### GIVEN DATA
○ ○ ○ ○

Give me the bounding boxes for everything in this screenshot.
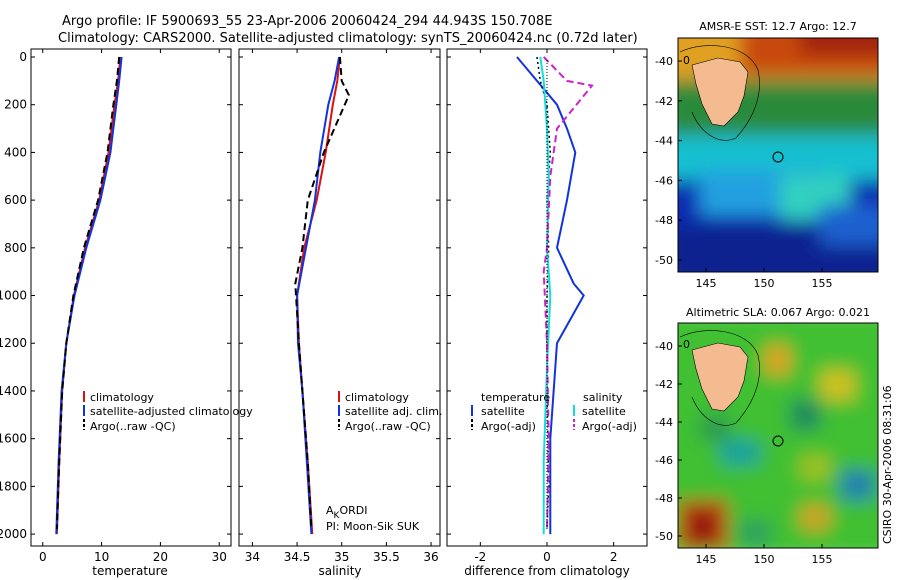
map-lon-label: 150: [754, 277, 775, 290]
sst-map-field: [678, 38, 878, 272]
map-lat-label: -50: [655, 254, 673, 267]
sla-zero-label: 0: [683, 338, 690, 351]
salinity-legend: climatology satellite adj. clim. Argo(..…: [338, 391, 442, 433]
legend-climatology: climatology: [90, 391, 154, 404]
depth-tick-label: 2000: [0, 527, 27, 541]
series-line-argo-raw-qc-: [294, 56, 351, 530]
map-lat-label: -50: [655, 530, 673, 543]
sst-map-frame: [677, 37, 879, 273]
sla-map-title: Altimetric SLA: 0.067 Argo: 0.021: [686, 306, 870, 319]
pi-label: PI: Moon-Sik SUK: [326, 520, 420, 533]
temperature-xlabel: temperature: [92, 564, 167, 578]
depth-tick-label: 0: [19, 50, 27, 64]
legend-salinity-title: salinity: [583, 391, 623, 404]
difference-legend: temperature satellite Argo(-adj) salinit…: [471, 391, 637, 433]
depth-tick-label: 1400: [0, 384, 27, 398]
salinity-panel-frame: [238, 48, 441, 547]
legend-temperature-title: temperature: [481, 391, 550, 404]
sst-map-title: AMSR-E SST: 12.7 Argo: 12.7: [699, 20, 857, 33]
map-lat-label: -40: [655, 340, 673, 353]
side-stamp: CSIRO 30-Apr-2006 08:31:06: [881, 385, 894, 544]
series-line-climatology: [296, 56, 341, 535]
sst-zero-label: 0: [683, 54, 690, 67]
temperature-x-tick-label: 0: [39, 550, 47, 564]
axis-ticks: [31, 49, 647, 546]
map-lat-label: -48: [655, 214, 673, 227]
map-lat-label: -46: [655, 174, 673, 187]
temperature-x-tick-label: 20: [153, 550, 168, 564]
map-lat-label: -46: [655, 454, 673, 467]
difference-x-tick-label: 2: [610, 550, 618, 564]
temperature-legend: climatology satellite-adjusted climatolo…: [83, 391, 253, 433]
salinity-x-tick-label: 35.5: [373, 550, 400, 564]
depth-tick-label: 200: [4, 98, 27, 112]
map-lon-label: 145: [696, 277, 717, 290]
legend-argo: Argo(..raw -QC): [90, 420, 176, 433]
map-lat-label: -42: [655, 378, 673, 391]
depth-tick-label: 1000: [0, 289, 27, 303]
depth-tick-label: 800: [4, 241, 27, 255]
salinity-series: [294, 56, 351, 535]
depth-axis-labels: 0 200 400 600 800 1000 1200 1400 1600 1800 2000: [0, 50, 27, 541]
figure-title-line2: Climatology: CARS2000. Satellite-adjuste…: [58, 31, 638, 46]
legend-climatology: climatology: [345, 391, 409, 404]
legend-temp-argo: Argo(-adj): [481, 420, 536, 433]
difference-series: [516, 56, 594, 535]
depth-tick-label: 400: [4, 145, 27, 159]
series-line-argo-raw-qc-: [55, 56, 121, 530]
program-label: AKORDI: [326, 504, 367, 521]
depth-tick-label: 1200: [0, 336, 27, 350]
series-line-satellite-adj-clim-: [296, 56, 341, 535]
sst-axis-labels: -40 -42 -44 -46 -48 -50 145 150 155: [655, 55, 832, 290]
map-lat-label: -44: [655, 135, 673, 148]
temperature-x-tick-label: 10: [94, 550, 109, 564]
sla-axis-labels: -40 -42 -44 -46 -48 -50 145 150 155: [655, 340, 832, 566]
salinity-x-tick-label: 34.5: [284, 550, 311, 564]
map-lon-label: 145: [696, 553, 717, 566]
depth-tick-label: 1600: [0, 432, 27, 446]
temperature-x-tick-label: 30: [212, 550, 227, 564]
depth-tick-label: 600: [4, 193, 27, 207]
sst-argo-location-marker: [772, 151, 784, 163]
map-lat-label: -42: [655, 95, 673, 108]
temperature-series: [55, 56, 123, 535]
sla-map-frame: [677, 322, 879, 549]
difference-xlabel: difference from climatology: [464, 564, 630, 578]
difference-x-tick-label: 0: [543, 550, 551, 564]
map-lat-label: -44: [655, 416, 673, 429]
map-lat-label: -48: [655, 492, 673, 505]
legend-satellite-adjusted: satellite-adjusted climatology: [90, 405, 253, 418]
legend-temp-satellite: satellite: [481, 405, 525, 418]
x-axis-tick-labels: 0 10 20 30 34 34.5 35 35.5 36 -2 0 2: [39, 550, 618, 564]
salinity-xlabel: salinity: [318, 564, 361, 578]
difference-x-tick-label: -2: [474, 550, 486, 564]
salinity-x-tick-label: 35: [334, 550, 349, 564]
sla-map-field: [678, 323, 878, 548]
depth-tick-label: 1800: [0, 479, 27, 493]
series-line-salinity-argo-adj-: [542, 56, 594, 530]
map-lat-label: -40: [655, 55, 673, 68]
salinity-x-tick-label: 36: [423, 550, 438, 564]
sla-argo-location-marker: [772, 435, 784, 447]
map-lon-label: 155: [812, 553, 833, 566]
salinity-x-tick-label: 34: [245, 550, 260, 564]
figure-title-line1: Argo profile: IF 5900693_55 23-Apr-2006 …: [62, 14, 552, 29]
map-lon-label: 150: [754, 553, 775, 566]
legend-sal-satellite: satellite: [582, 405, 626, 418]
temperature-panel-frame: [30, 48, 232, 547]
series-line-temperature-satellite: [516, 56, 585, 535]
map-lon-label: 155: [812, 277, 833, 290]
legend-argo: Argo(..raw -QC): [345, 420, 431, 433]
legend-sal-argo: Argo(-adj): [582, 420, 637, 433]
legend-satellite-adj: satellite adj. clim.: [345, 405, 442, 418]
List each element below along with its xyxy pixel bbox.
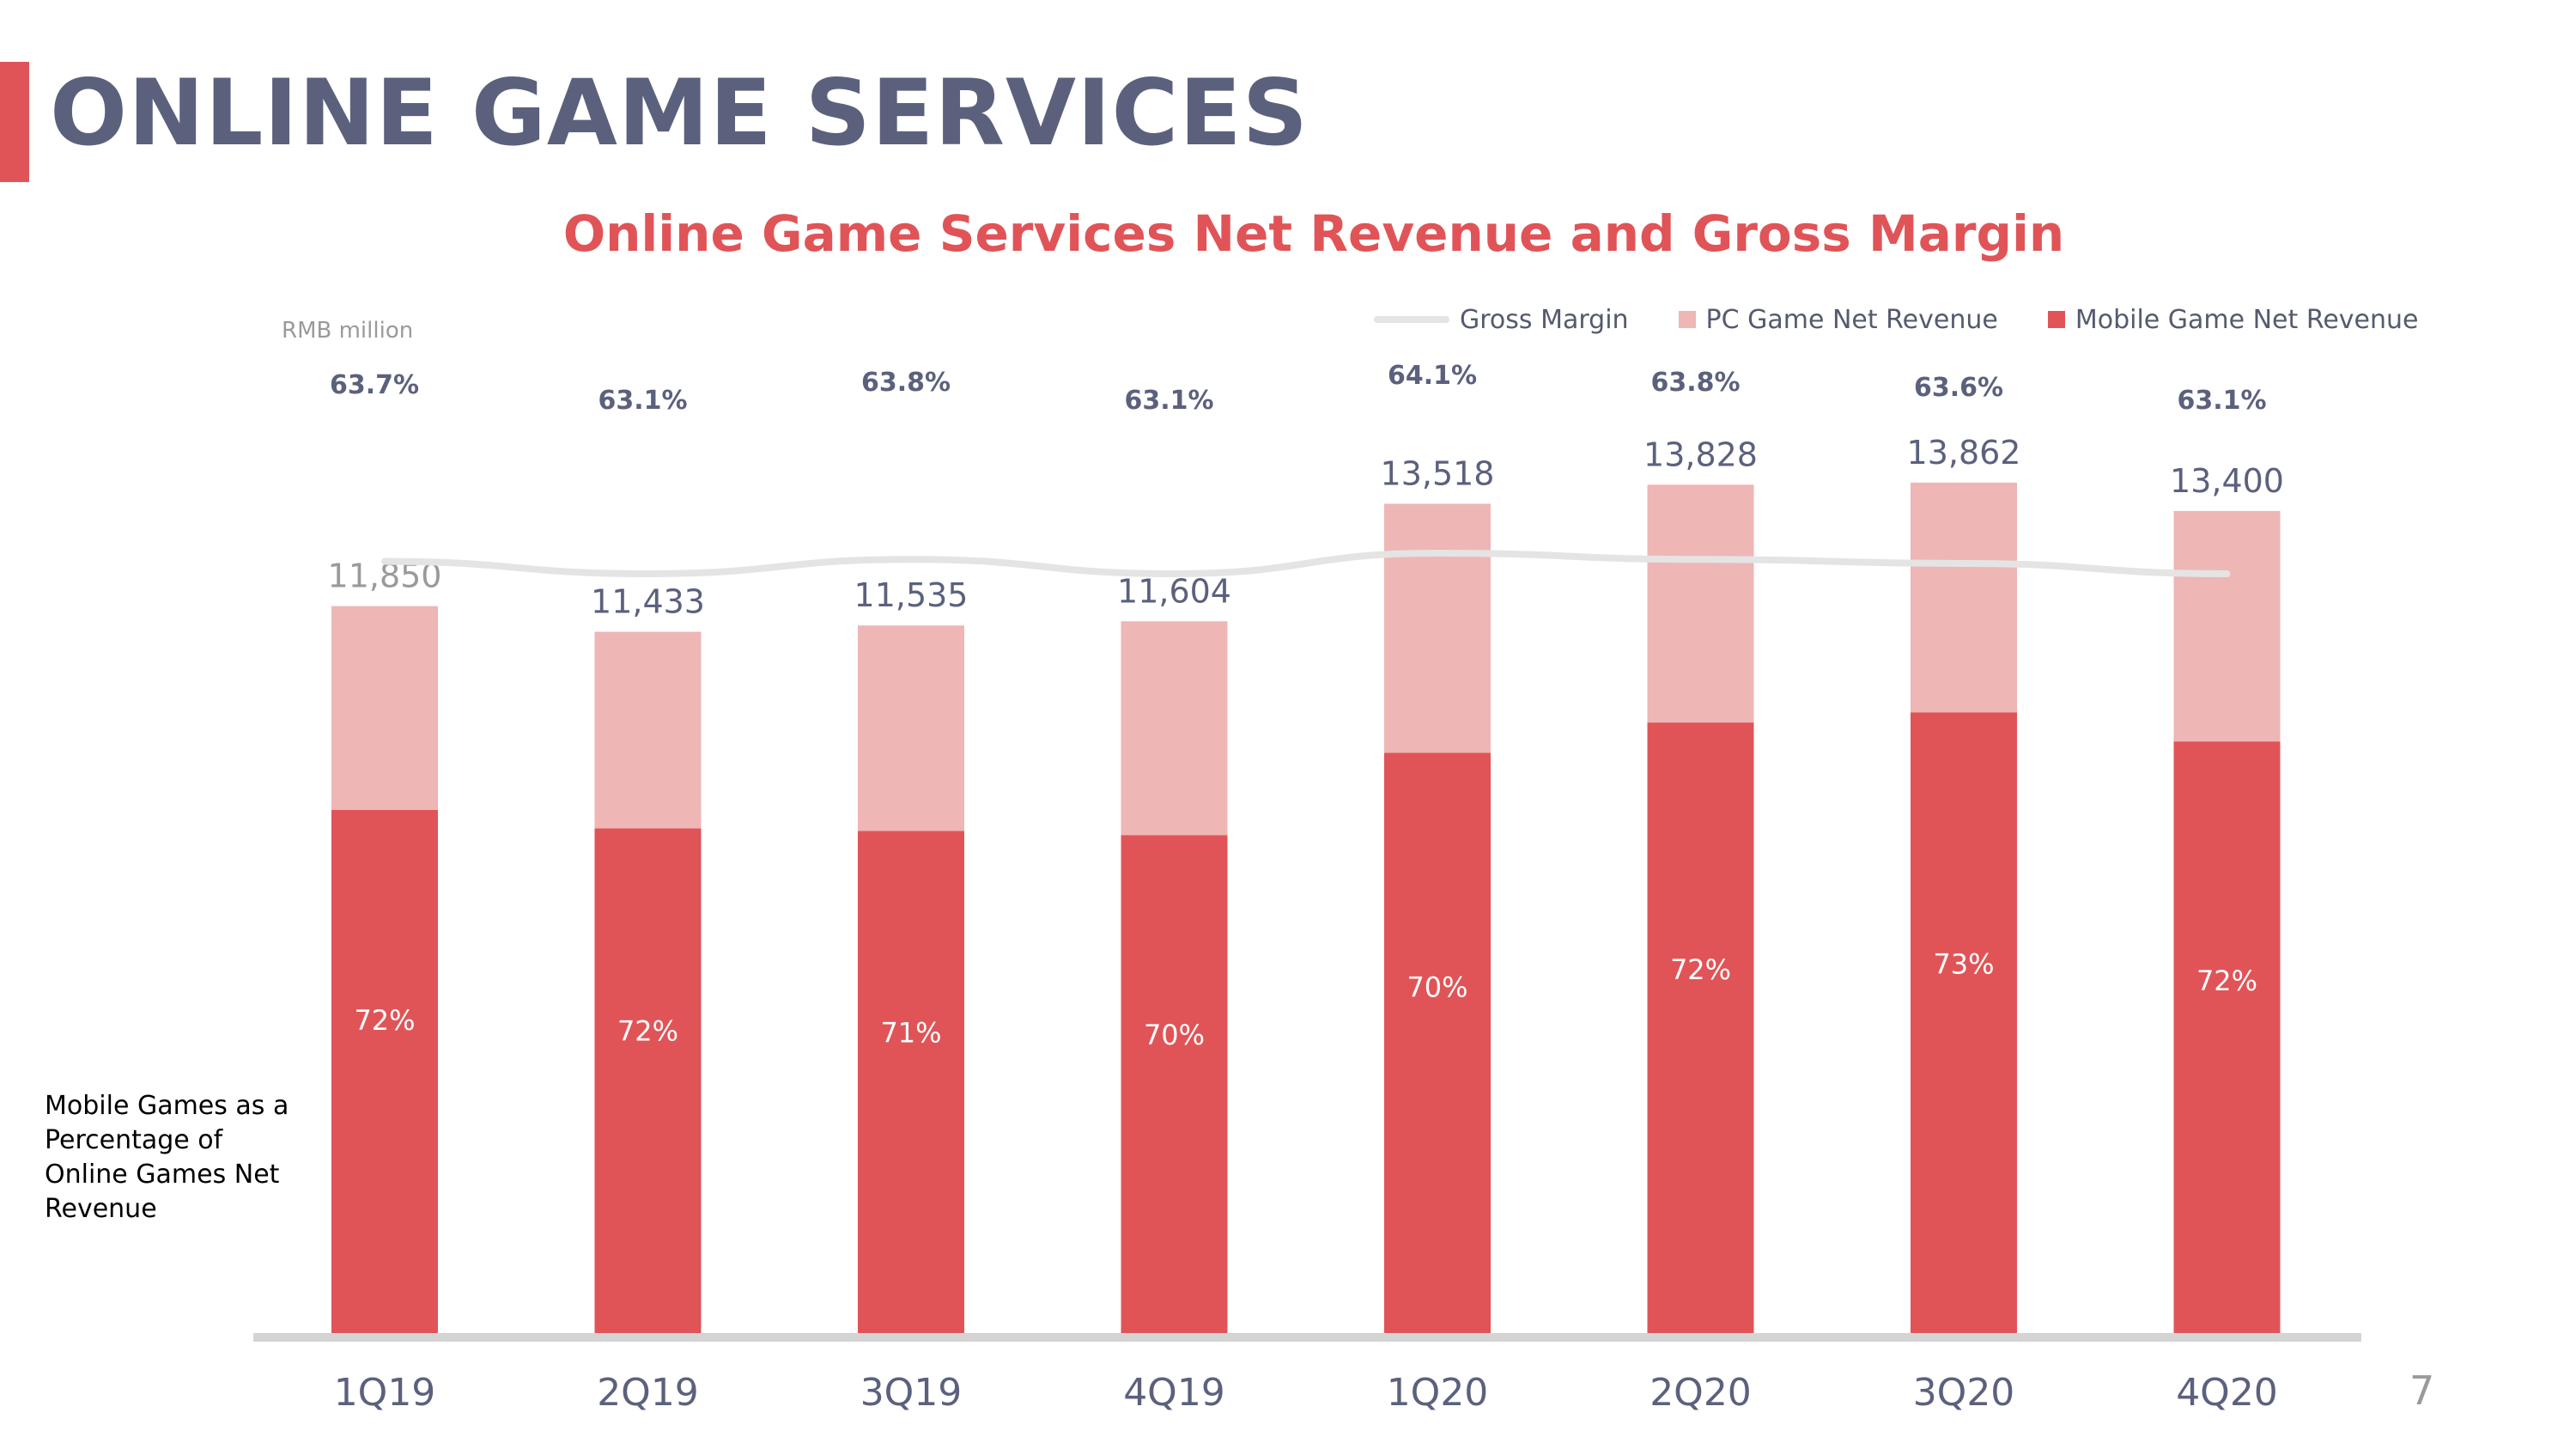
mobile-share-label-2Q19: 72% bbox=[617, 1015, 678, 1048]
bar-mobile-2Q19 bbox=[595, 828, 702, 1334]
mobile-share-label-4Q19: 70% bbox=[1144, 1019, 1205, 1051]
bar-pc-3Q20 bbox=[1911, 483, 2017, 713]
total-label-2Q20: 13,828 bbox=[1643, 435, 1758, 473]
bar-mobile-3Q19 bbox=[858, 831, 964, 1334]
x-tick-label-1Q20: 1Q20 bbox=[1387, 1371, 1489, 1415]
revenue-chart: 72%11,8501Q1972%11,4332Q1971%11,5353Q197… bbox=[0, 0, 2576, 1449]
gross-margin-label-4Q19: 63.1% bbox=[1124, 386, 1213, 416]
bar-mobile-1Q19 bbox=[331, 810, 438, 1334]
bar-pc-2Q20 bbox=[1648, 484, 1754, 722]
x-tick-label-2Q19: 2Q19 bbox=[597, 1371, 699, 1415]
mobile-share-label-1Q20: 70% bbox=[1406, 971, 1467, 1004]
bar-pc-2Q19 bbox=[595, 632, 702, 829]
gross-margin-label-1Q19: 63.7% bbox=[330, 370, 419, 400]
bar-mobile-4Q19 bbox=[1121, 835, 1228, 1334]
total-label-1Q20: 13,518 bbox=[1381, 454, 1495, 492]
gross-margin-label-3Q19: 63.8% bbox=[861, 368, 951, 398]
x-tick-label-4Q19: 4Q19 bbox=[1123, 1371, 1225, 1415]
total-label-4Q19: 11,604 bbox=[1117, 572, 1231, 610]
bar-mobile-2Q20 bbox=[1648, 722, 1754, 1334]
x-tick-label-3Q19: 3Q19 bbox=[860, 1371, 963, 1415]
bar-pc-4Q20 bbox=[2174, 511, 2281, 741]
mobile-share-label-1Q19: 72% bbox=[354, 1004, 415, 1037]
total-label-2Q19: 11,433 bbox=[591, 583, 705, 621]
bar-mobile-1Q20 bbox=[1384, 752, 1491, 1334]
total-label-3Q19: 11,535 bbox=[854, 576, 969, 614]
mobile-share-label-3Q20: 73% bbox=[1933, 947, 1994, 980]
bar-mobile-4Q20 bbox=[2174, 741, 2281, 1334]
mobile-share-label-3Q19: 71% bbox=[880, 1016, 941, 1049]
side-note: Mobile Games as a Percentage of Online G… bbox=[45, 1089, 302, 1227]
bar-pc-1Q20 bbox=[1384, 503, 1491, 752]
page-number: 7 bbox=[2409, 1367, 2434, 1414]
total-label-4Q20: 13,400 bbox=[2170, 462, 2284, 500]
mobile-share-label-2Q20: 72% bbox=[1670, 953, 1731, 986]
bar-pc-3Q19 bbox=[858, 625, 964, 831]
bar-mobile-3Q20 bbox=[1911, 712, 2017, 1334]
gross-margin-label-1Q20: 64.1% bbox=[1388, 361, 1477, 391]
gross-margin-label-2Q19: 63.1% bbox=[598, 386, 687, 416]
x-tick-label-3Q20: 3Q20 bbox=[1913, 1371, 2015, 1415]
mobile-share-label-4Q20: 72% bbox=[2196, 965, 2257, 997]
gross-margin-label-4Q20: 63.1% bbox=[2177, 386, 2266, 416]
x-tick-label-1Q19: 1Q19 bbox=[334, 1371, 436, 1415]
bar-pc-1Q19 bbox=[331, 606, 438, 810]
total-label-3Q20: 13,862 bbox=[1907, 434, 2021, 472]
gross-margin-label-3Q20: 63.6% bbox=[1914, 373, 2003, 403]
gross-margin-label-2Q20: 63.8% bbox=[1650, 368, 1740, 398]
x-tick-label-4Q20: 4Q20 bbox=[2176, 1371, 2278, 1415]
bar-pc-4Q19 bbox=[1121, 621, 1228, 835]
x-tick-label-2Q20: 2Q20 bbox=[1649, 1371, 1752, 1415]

○ ○ ○ ○

### TASK DIRECTIONS
Return the lines of the data above, between the line containing "mobile-share-label-2Q19: 72% bbox=[617, 1015, 678, 1048]" and the line containing "x-tick-label-3Q19: 3Q19 bbox=[860, 1371, 963, 1415]", inclusive, unchanged.

### RESULT FOR THIS EXERCISE
mobile-share-label-2Q19: 72% bbox=[617, 1015, 678, 1048]
bar-mobile-2Q19 bbox=[595, 828, 702, 1334]
mobile-share-label-4Q19: 70% bbox=[1144, 1019, 1205, 1051]
bar-pc-3Q20 bbox=[1911, 483, 2017, 713]
total-label-2Q20: 13,828 bbox=[1643, 435, 1758, 473]
bar-mobile-3Q19 bbox=[858, 831, 964, 1334]
x-tick-label-1Q20: 1Q20 bbox=[1387, 1371, 1489, 1415]
revenue-chart: 72%11,8501Q1972%11,4332Q1971%11,5353Q197… bbox=[0, 0, 2576, 1449]
gross-margin-label-4Q19: 63.1% bbox=[1124, 386, 1213, 416]
bar-mobile-1Q19 bbox=[331, 810, 438, 1334]
bar-pc-2Q20 bbox=[1648, 484, 1754, 722]
x-tick-label-2Q19: 2Q19 bbox=[597, 1371, 699, 1415]
mobile-share-label-1Q20: 70% bbox=[1406, 971, 1467, 1004]
bar-pc-2Q19 bbox=[595, 632, 702, 829]
gross-margin-label-1Q19: 63.7% bbox=[330, 370, 419, 400]
bar-mobile-4Q19 bbox=[1121, 835, 1228, 1334]
total-label-1Q20: 13,518 bbox=[1381, 454, 1495, 492]
gross-margin-label-3Q19: 63.8% bbox=[861, 368, 951, 398]
x-tick-label-4Q19: 4Q19 bbox=[1123, 1371, 1225, 1415]
total-label-4Q19: 11,604 bbox=[1117, 572, 1231, 610]
bar-mobile-2Q20 bbox=[1648, 722, 1754, 1334]
x-tick-label-3Q19: 3Q19 bbox=[860, 1371, 963, 1415]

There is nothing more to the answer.